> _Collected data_
--- begin ---
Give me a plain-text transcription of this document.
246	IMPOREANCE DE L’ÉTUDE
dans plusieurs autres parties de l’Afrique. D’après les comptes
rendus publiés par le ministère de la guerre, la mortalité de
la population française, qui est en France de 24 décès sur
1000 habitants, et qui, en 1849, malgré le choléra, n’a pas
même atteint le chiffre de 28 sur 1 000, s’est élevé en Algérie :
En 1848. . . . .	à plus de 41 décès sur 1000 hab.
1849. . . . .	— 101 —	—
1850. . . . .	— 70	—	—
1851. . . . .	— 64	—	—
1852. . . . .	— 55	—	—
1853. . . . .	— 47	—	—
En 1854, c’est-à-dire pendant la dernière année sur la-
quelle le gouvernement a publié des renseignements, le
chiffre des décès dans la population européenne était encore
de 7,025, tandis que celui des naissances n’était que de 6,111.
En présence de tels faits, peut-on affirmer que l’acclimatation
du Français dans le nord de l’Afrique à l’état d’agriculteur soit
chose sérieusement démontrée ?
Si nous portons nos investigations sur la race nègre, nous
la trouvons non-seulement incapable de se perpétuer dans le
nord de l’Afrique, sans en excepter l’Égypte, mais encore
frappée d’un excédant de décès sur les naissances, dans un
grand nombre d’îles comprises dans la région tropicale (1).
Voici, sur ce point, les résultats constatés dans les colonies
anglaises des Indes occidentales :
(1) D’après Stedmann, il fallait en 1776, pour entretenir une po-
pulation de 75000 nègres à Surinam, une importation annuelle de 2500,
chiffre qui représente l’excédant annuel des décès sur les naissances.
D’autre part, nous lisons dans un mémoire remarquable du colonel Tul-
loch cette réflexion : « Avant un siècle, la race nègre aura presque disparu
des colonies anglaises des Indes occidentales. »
--- end ---
--- begin ---
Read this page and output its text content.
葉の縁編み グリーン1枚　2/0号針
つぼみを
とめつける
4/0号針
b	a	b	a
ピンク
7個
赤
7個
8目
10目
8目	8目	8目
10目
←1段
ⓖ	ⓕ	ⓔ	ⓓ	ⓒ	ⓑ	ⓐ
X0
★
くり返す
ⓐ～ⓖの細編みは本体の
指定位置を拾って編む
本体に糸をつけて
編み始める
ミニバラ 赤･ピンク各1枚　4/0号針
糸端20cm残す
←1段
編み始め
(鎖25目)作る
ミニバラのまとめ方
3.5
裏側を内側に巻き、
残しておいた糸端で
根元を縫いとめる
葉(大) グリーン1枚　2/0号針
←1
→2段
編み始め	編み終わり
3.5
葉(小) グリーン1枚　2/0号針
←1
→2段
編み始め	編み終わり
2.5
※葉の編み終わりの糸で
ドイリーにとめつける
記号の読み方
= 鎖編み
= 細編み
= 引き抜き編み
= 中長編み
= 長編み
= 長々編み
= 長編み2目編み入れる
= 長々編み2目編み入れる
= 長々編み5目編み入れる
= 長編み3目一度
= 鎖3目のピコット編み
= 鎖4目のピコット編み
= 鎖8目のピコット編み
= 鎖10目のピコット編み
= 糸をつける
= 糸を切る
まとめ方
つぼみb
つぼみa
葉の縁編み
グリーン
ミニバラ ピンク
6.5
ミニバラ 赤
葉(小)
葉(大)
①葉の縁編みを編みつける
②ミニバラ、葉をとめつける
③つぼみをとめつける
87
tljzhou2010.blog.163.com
--- end ---
--- begin ---
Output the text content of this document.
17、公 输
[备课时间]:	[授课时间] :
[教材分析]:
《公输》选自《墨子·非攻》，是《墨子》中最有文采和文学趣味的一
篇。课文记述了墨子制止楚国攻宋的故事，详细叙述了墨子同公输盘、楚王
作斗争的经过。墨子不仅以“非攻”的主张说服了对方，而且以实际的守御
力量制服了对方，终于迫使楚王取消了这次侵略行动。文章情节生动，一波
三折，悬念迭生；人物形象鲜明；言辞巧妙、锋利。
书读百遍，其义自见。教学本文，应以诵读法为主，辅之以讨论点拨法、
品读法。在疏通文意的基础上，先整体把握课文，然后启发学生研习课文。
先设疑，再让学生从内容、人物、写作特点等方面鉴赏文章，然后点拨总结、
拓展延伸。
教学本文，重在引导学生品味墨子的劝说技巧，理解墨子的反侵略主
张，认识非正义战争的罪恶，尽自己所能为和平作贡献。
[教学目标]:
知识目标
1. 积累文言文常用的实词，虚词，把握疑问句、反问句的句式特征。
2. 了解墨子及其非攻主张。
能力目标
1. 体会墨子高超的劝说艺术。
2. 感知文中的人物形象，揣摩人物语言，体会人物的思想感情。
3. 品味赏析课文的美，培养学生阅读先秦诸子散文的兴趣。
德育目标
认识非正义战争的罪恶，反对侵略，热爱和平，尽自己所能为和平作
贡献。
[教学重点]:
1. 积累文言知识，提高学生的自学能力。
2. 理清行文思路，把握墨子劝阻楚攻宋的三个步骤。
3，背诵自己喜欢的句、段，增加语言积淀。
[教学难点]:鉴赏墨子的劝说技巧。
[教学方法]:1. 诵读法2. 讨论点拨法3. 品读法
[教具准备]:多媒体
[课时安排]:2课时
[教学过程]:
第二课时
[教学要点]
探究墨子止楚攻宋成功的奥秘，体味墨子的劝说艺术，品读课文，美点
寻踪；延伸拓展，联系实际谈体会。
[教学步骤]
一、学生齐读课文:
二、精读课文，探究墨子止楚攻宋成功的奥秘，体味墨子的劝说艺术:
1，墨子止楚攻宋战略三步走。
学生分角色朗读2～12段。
--- end ---
> _TASK PROMPT_
Check each line of the records above for "excédant", and copy those that have it.

> _RESPONSE FOR THIS EXERCISE_
frappée d’un excédant de décès sur les naissances, dans un
chiffre qui représente l’excédant annuel des décès sur les naissances.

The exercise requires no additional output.